— START —
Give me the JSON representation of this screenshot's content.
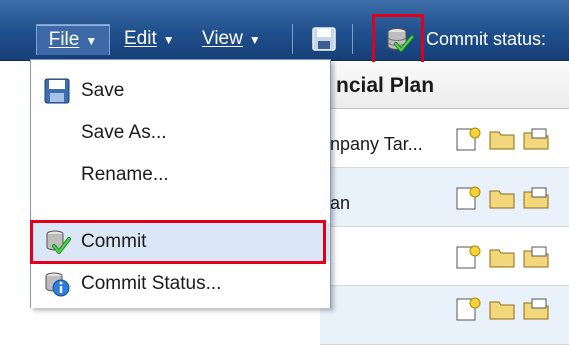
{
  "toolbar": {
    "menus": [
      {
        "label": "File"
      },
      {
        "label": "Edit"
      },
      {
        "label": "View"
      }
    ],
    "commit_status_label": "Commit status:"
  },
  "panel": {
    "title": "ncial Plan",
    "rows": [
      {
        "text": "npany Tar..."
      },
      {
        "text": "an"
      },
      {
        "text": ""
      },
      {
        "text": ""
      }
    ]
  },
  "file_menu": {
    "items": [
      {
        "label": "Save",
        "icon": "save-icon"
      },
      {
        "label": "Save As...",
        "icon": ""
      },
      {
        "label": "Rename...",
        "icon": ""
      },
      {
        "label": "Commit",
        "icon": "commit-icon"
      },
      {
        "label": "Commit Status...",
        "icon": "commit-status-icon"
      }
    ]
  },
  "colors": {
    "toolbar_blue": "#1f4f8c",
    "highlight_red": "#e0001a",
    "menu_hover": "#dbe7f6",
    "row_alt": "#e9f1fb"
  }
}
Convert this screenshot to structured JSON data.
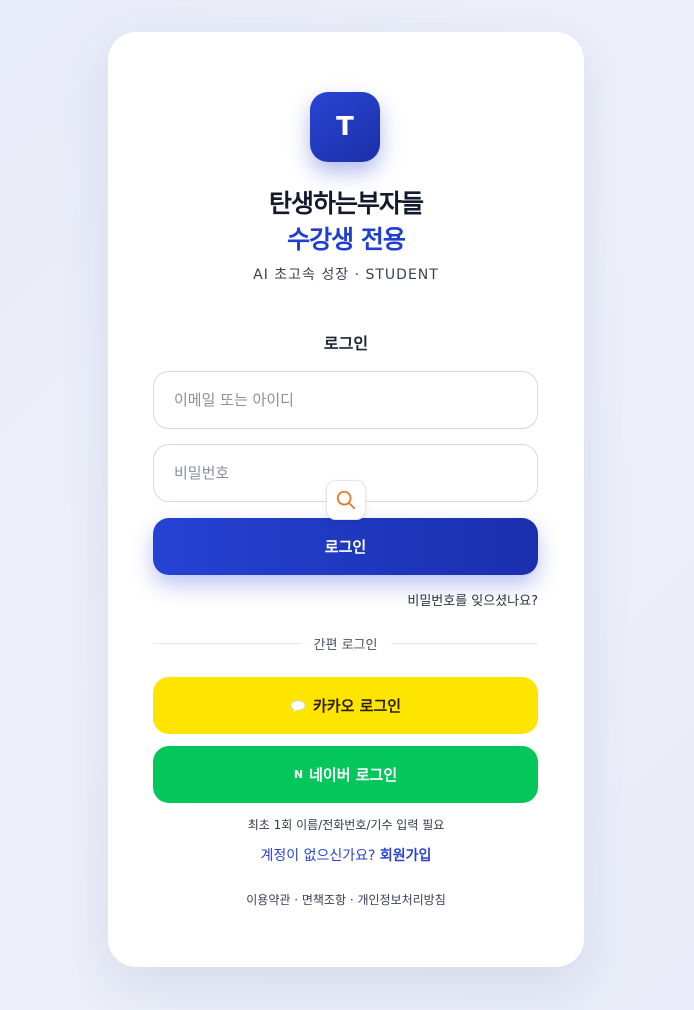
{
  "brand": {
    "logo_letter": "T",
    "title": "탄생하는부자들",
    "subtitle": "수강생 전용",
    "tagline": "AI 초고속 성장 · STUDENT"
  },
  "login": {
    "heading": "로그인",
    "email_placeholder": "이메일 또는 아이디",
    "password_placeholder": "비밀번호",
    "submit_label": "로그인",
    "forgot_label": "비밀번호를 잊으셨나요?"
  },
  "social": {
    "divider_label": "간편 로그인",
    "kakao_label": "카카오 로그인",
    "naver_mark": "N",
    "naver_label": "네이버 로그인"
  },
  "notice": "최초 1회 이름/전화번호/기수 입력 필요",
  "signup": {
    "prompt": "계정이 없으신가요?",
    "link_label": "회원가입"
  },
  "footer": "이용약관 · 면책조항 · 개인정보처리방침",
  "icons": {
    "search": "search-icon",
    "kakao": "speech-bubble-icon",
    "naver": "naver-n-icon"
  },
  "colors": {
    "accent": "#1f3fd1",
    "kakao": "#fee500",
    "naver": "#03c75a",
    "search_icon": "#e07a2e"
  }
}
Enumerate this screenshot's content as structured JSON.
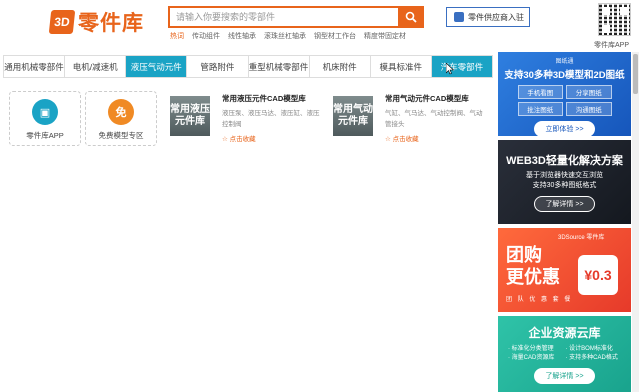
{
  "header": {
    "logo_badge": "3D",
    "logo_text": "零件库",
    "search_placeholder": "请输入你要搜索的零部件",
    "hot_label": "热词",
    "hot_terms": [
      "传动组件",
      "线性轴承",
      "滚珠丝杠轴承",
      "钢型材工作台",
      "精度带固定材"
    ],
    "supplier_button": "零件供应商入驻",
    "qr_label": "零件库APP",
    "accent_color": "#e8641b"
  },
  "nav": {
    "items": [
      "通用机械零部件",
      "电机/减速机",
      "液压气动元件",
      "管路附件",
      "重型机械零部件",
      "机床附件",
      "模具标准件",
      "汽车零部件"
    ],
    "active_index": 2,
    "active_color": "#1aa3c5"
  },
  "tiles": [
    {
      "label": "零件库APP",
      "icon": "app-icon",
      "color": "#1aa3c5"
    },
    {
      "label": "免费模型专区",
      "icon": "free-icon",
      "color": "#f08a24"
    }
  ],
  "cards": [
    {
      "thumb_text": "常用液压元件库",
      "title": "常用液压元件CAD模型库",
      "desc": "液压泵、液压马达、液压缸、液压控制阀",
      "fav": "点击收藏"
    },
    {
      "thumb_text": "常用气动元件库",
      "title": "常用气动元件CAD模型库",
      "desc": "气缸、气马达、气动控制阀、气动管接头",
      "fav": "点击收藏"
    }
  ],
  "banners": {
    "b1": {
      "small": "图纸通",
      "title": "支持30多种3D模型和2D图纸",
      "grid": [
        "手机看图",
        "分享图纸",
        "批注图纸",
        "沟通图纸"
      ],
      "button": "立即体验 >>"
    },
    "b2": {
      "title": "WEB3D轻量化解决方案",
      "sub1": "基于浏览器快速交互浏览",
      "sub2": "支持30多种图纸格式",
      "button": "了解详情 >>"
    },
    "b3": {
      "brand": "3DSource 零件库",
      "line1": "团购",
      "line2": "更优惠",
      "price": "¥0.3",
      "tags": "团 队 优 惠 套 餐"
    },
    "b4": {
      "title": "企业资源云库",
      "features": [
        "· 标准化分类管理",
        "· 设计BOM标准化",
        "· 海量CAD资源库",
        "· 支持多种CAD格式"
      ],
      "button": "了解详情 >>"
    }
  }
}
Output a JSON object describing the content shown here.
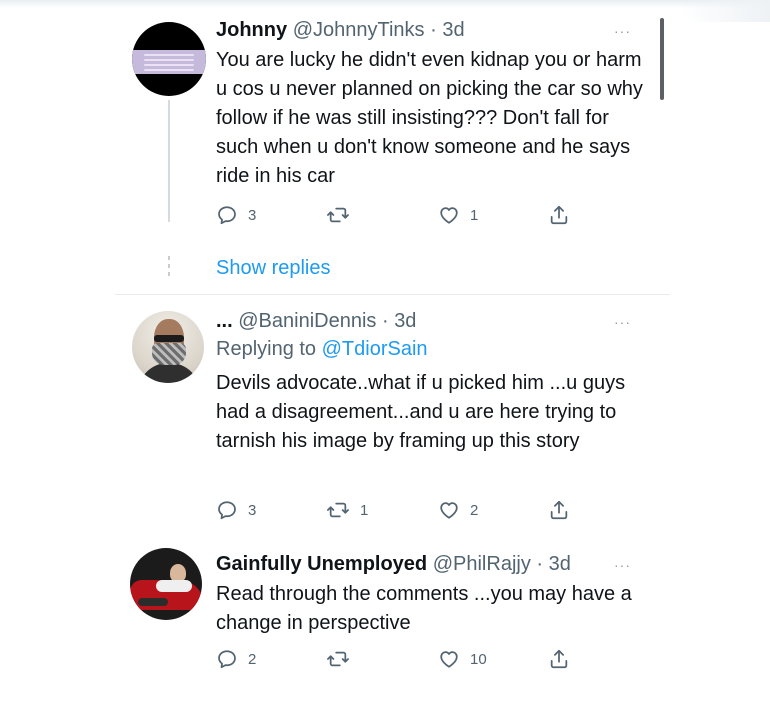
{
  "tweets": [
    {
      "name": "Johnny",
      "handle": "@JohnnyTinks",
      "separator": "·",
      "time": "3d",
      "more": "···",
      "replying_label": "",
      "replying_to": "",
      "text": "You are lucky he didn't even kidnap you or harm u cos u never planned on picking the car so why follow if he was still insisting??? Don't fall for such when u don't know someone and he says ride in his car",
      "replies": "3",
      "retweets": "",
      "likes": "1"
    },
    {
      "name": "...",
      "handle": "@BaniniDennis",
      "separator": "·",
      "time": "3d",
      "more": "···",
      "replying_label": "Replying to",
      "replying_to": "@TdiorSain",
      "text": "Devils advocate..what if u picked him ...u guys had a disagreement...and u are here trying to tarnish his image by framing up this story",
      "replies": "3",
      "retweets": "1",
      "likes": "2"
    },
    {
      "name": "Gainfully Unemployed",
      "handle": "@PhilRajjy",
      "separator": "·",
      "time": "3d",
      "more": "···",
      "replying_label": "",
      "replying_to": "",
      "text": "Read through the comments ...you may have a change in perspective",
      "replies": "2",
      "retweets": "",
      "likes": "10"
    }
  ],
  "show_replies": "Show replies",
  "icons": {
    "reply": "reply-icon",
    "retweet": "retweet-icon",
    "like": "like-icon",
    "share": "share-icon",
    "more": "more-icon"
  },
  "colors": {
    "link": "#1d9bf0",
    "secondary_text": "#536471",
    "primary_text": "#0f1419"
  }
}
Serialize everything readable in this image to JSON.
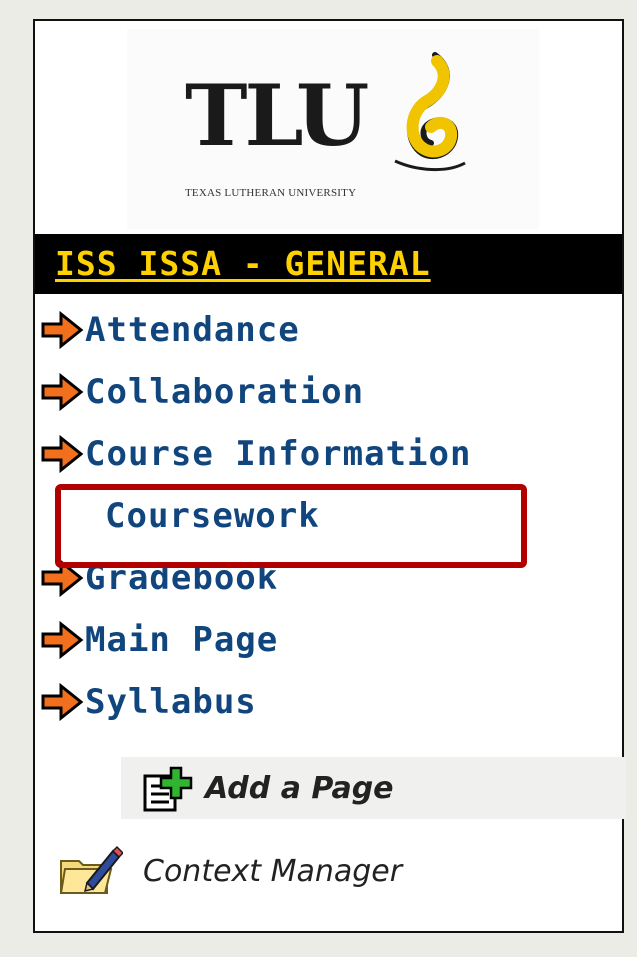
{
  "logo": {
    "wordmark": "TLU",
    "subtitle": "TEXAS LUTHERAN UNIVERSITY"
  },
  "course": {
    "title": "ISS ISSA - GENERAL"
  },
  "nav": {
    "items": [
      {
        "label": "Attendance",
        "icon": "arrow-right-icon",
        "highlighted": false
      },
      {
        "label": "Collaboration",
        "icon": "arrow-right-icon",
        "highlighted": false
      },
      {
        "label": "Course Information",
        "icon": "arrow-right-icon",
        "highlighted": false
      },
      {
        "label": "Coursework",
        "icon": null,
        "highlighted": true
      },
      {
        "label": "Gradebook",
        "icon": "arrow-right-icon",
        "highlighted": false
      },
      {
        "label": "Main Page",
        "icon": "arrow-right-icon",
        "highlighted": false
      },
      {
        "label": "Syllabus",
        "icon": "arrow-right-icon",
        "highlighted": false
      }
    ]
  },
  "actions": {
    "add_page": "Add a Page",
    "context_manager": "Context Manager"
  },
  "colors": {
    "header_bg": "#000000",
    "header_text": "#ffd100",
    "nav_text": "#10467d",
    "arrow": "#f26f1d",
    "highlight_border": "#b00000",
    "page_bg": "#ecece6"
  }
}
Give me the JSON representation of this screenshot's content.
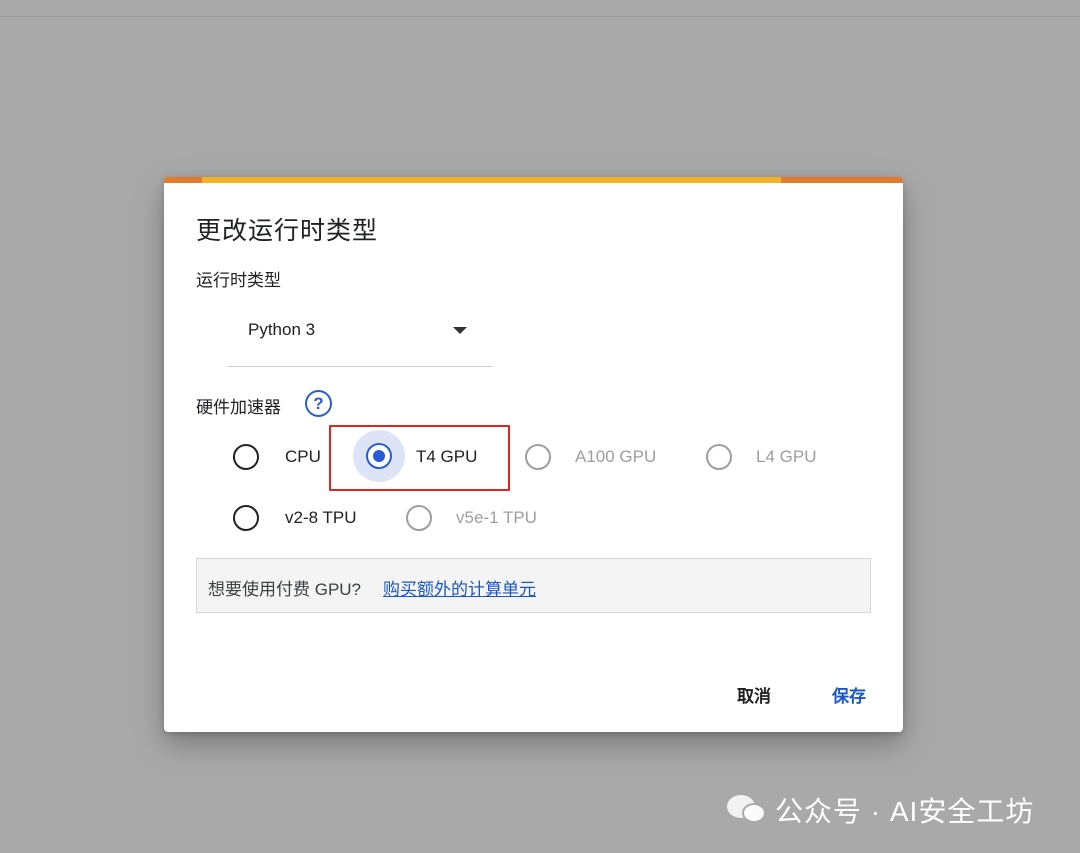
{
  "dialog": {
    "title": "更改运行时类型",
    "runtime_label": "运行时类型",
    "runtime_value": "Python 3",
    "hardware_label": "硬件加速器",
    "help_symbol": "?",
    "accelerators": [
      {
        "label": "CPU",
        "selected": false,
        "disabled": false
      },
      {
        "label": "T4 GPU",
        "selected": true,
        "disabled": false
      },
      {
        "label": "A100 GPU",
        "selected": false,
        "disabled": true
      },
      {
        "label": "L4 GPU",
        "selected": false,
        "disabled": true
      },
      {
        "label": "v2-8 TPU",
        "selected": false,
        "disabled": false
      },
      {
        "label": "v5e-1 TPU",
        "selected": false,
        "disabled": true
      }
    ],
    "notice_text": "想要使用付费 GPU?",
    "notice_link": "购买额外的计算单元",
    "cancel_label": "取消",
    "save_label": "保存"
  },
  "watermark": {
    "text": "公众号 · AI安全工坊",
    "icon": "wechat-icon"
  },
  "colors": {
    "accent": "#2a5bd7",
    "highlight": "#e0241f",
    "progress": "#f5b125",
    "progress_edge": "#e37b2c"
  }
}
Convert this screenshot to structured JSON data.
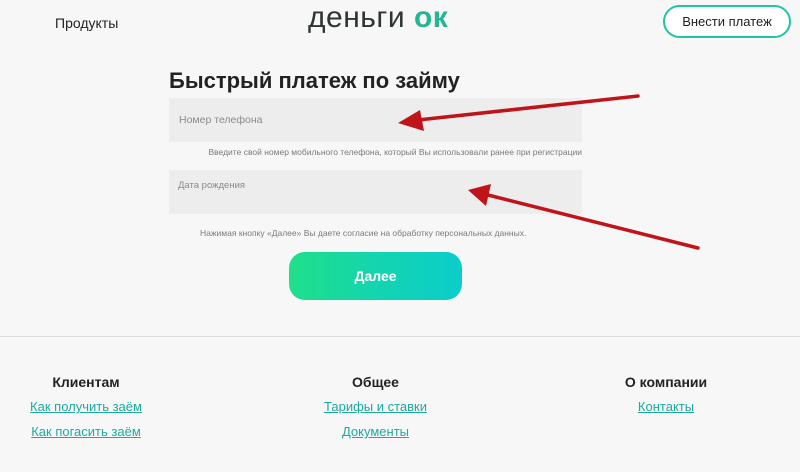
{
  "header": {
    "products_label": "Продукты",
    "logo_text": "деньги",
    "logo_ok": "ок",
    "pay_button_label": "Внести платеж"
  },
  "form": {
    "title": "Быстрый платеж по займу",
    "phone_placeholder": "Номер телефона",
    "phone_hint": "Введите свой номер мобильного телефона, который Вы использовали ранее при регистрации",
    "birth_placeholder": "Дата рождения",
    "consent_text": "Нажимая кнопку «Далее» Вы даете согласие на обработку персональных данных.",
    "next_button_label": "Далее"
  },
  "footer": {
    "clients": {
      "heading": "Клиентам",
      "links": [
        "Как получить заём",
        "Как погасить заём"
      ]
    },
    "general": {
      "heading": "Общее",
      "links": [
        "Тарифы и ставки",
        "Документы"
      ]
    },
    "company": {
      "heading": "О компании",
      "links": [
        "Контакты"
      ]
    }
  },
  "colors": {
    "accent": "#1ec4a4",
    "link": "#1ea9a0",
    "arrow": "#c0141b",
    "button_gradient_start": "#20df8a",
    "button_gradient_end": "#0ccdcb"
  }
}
— END —
What is being asked:
Among the entries above, how many lines include the word "JSON"? Give the number with no comment.

Finished task:
7